◆ **INSTRUCTIONS FOR THE TASK**:
Filter out everything except lines holding "name".

Stored items from a collection:
-*-*-
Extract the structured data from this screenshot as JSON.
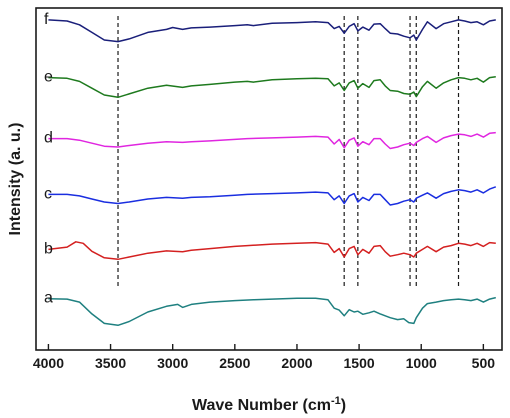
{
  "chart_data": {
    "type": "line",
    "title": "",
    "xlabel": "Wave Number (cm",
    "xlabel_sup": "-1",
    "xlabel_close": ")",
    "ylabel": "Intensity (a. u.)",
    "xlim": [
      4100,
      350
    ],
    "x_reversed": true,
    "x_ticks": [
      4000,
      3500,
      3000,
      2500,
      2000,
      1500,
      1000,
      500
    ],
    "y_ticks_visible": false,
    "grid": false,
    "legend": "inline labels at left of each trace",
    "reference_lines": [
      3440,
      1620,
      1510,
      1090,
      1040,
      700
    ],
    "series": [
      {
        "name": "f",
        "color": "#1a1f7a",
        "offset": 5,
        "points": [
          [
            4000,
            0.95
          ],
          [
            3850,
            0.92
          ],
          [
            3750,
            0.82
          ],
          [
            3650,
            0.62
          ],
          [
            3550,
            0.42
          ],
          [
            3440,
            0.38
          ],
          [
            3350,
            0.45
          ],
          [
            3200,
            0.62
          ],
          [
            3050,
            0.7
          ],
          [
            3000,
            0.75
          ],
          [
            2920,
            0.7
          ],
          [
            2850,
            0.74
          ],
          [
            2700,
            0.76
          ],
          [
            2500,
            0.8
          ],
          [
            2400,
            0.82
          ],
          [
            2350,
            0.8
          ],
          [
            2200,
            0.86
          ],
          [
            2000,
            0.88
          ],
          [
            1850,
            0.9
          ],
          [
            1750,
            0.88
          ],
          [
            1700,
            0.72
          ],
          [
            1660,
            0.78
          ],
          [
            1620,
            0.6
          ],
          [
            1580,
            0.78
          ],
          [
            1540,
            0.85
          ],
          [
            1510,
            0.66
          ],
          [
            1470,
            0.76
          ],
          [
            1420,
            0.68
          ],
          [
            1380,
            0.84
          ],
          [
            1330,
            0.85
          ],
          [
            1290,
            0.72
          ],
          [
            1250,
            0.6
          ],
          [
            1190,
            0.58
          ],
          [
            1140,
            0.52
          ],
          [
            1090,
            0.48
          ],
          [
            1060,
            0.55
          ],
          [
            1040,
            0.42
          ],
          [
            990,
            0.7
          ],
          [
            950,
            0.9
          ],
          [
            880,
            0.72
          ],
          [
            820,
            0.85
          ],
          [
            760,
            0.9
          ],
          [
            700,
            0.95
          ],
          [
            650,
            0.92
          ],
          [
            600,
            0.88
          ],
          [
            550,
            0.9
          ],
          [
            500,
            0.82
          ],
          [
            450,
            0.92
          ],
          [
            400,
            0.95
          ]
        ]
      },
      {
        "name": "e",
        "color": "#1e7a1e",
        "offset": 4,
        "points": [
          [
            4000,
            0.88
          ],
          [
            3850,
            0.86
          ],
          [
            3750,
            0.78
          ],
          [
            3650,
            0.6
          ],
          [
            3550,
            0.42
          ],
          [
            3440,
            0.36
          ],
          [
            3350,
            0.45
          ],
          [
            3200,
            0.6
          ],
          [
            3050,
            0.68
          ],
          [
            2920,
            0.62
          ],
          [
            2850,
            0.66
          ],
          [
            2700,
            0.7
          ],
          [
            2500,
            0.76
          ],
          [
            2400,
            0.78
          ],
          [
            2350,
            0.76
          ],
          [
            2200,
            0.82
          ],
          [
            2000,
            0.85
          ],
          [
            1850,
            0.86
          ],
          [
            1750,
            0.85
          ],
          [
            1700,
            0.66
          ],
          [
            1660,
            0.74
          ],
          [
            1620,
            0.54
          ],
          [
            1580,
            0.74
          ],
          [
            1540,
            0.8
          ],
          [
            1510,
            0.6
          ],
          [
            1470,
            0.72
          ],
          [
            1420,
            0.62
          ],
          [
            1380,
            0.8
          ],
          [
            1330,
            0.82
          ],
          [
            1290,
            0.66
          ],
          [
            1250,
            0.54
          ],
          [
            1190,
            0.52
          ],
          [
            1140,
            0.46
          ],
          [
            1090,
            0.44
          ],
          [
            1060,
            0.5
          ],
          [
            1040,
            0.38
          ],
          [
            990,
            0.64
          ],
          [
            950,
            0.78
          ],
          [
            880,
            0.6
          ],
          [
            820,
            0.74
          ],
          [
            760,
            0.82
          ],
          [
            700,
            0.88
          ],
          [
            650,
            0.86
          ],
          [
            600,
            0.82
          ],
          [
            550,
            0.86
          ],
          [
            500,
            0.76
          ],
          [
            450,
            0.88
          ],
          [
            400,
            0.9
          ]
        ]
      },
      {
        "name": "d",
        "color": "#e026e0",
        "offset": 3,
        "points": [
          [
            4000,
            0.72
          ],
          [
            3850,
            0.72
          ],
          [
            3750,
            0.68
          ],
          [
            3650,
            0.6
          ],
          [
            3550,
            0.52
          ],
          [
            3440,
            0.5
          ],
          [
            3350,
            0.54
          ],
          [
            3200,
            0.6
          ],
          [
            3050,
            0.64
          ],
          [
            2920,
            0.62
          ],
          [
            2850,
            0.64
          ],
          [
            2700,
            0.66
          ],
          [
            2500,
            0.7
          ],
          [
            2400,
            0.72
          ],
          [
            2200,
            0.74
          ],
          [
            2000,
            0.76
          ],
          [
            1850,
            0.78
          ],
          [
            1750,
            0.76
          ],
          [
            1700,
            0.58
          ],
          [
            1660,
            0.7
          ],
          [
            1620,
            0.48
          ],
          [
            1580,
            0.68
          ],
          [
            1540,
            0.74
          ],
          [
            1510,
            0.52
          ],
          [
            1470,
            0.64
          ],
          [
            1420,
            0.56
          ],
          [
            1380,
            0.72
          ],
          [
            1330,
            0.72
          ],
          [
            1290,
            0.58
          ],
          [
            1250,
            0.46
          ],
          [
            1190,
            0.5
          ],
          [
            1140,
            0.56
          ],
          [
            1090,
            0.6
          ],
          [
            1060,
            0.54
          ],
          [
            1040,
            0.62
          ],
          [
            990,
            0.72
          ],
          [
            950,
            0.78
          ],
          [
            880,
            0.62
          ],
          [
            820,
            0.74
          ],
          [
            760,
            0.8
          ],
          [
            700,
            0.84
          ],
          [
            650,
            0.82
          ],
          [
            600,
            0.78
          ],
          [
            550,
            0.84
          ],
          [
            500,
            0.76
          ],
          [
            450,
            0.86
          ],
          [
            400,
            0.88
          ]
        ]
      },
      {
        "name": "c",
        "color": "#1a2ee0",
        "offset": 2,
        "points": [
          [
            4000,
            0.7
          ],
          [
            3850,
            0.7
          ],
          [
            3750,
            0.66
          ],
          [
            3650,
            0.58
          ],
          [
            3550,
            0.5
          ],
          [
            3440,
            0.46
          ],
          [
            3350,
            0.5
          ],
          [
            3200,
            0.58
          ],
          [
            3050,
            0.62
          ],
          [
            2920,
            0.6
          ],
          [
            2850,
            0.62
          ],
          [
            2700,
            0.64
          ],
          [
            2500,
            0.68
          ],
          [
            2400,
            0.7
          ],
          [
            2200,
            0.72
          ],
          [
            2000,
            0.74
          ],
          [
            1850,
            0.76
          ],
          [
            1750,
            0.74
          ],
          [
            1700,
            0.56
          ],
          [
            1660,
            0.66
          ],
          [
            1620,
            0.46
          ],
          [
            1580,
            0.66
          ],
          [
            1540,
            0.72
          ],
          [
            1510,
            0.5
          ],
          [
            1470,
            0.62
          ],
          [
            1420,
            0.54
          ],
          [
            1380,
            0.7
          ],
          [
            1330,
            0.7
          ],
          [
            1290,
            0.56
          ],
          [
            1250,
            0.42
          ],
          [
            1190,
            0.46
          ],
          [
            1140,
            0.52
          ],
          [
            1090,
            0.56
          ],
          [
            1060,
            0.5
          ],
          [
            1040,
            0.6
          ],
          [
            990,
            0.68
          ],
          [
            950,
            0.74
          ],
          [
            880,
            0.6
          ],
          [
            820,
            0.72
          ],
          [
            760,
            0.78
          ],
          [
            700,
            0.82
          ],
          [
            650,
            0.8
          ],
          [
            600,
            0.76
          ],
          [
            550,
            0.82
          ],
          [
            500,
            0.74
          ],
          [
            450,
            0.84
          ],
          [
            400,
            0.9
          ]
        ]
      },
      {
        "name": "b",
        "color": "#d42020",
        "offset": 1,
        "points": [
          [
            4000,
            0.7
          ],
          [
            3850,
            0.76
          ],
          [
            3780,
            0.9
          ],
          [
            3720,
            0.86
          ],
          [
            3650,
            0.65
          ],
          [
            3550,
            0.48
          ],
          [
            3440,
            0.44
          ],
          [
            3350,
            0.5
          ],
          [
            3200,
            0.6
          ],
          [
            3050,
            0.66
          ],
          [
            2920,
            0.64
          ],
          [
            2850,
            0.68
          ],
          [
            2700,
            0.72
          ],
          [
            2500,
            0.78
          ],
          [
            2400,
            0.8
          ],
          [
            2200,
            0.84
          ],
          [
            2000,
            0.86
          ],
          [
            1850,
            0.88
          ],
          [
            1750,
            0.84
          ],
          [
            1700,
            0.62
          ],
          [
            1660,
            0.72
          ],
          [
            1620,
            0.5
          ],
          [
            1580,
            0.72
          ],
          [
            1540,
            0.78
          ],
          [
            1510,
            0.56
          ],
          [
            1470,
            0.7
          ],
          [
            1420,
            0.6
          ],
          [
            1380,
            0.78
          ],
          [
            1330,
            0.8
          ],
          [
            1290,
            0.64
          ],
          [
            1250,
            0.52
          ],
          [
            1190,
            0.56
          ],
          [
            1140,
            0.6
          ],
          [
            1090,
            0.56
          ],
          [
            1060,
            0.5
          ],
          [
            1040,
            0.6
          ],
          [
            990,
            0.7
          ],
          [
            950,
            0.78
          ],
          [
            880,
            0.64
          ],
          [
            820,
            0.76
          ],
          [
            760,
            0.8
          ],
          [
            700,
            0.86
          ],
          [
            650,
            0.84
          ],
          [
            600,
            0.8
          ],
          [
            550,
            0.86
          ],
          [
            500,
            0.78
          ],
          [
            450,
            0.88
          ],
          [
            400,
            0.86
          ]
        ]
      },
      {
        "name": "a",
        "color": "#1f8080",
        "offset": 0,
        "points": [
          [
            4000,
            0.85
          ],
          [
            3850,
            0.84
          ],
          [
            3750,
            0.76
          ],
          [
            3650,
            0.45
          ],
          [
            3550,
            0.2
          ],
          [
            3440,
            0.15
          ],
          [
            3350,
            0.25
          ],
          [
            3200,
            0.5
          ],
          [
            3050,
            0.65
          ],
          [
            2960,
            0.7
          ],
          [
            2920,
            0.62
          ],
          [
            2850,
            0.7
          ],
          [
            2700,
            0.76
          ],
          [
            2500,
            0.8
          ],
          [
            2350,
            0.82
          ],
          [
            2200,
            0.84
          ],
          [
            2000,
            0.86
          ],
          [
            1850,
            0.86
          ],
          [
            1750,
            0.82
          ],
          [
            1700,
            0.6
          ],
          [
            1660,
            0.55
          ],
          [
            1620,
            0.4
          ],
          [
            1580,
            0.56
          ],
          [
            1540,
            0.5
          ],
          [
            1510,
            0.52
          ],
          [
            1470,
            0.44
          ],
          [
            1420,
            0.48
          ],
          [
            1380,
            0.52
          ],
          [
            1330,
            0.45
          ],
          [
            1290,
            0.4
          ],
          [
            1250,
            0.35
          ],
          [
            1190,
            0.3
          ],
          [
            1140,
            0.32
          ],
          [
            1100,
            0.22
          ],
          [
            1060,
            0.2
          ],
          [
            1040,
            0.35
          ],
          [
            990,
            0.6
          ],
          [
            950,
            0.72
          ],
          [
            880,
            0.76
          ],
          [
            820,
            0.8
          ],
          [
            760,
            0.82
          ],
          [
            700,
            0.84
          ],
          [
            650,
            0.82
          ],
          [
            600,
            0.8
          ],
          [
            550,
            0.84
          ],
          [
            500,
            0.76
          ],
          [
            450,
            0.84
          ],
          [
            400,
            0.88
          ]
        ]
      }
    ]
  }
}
-*-*-
◆ **RESULT OF THIS EXERCISE**:
        "name": "f",
        "name": "e",
        "name": "d",
        "name": "c",
        "name": "b",
        "name": "a",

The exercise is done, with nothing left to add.